> _REQUIREMENTS_
Assemble all lines in which the string "Fetch" appears.

Collected data:
+===+

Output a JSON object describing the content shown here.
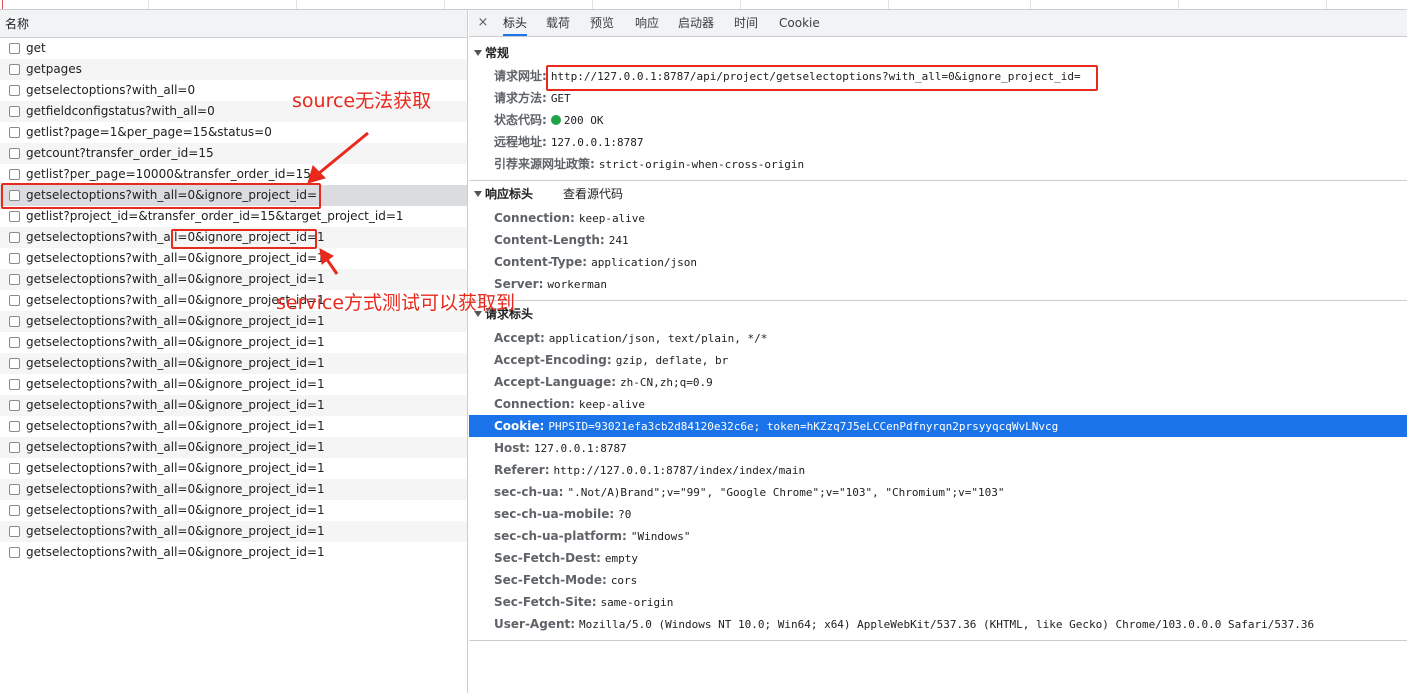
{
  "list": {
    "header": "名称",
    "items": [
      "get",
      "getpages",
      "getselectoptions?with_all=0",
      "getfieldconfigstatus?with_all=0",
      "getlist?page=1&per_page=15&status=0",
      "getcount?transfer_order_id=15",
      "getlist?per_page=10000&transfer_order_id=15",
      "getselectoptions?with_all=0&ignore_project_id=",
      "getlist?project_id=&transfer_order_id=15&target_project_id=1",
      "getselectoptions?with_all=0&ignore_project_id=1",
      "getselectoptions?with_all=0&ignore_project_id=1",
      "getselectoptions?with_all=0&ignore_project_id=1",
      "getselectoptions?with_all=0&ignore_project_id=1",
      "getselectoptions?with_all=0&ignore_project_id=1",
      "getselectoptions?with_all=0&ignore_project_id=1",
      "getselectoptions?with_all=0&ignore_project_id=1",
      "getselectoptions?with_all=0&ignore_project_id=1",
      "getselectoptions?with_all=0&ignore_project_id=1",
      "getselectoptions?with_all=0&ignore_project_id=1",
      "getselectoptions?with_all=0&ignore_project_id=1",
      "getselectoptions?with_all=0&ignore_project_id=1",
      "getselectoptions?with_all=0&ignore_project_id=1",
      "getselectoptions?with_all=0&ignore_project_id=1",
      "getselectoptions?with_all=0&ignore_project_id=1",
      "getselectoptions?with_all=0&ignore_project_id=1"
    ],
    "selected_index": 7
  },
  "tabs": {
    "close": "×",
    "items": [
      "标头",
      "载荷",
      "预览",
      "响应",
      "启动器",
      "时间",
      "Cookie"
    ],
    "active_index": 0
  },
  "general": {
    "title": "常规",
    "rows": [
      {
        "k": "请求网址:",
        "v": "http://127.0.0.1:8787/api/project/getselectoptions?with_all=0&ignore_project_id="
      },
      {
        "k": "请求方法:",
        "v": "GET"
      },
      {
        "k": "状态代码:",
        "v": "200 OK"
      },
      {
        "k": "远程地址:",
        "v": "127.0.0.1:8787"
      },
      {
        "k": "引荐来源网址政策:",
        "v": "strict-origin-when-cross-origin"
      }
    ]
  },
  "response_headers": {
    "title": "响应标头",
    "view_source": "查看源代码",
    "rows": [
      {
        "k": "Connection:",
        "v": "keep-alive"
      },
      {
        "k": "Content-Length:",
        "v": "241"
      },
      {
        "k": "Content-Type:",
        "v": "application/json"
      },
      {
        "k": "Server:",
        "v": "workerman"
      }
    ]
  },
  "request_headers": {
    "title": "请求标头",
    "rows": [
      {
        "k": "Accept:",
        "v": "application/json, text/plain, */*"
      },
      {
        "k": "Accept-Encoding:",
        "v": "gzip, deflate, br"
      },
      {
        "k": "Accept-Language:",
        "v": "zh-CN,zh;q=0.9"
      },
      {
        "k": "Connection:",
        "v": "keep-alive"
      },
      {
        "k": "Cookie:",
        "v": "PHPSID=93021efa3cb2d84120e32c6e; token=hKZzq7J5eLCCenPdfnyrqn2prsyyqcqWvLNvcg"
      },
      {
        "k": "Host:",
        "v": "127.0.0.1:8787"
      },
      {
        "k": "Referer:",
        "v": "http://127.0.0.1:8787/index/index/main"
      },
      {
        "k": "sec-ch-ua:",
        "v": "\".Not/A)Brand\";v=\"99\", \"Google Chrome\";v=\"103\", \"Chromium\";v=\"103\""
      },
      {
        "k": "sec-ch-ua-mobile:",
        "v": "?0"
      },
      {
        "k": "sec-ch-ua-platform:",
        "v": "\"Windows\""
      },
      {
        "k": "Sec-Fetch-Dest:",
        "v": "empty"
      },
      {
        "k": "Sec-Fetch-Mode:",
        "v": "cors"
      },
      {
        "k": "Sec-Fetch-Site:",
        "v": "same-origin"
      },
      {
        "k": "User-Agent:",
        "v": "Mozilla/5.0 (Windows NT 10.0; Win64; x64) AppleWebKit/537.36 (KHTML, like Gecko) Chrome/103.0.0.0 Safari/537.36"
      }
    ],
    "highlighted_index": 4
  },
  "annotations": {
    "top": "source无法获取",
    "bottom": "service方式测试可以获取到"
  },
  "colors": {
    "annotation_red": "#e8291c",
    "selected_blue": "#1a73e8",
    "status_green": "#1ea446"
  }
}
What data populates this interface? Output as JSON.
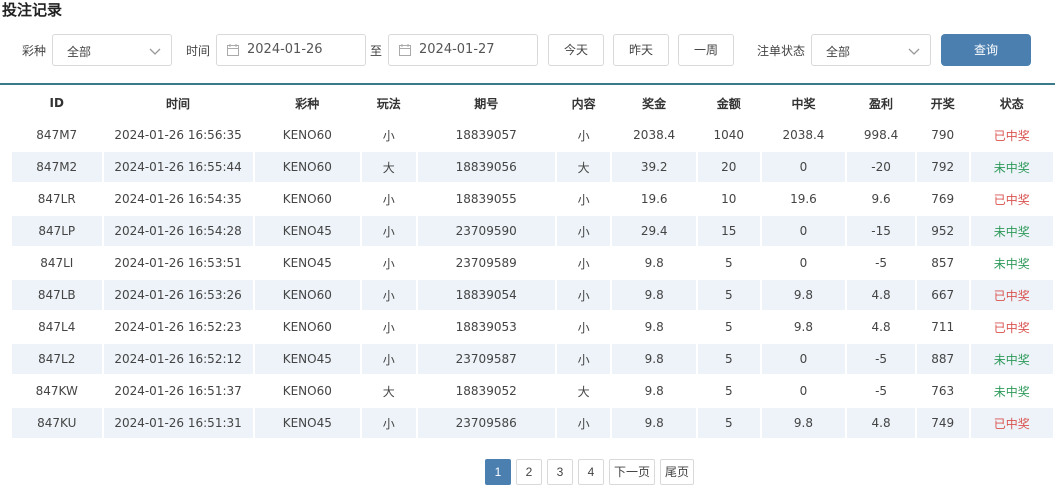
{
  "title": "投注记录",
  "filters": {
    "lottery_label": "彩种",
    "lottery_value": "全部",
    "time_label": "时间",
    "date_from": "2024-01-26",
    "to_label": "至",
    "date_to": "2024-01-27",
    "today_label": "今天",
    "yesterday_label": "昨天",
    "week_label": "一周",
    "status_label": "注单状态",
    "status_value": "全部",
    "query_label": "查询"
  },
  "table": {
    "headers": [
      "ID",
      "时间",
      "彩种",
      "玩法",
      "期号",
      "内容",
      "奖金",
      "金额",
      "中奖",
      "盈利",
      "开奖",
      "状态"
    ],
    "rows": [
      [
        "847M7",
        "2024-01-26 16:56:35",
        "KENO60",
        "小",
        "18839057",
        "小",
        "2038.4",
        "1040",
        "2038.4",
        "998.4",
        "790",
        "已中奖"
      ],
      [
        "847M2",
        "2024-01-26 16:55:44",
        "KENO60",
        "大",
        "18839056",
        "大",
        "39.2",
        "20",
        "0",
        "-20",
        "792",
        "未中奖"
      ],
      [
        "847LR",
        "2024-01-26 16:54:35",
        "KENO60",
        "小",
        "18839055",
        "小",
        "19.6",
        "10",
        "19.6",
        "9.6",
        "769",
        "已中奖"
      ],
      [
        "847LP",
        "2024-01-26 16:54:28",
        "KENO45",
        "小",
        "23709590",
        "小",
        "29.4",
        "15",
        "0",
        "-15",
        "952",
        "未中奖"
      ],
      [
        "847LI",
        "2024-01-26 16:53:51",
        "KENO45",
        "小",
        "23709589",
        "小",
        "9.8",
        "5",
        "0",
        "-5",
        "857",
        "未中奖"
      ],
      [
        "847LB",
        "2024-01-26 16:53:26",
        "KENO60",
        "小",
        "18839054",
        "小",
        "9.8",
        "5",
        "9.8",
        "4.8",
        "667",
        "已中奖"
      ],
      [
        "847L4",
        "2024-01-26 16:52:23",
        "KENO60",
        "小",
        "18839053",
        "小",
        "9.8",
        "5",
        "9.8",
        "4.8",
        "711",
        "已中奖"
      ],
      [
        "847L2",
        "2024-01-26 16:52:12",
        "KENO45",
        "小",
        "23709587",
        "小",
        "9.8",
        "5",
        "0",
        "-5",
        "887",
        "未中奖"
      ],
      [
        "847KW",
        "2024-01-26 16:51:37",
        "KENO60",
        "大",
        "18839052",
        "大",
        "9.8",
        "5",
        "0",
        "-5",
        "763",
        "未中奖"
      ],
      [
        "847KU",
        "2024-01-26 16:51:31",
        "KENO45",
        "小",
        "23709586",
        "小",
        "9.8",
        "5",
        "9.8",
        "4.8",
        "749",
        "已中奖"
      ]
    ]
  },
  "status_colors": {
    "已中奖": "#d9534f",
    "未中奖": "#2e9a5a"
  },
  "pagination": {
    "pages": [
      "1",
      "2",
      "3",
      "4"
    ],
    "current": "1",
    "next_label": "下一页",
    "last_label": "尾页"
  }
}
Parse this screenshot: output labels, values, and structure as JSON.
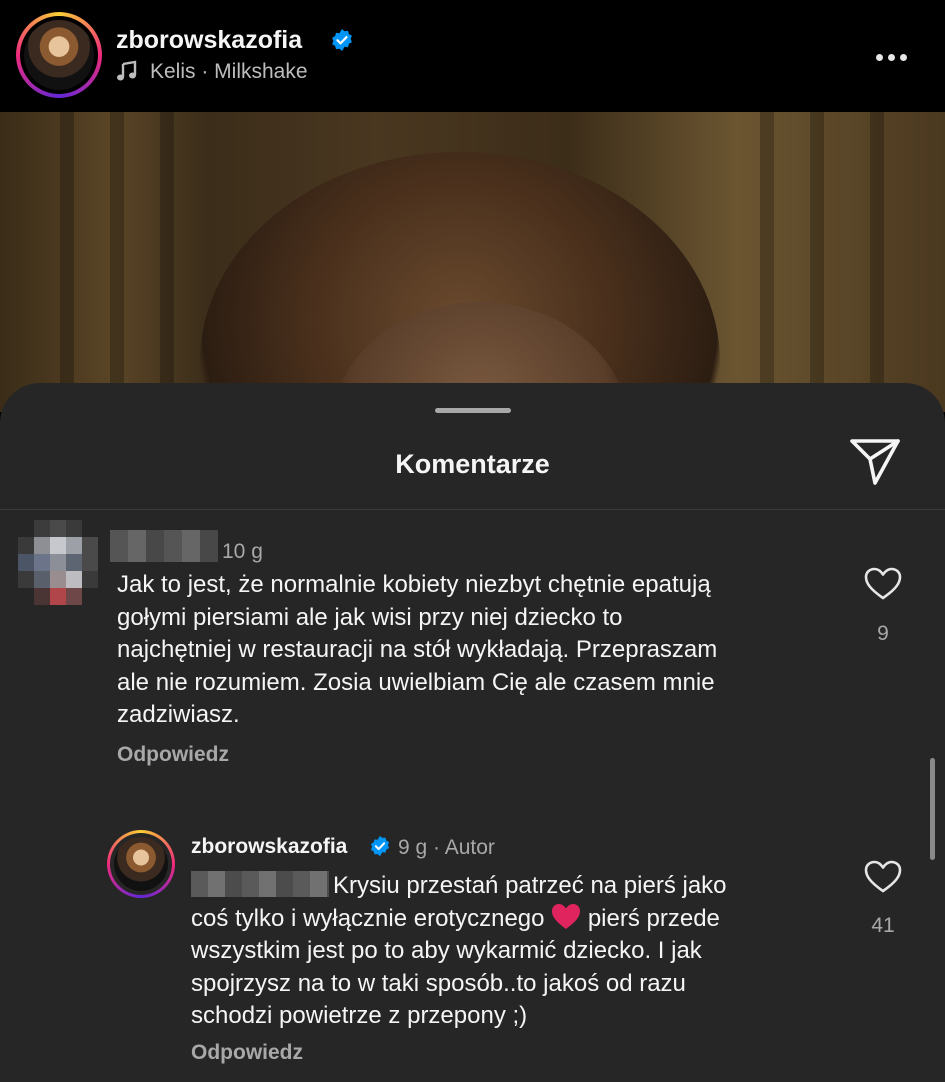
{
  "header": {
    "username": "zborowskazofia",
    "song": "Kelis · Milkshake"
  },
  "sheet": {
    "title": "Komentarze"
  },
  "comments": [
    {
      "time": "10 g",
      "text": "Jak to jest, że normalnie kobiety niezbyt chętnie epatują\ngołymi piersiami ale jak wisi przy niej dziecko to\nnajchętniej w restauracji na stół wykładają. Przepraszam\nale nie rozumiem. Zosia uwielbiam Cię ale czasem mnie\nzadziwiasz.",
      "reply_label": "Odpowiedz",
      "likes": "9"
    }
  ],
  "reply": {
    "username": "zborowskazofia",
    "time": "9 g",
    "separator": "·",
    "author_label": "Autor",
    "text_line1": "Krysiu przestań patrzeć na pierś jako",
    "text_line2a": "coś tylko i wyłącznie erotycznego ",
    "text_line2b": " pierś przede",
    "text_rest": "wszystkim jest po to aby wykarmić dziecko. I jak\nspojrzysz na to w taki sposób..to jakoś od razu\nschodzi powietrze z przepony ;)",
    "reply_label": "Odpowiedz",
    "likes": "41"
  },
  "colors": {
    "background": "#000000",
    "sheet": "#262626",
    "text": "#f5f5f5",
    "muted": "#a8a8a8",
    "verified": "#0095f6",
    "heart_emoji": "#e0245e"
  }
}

+===+

> _RESULT_
        "k": "Sec-Fetch-Dest:",
        "k": "Sec-Fetch-Mode:",
        "k": "Sec-Fetch-Site:",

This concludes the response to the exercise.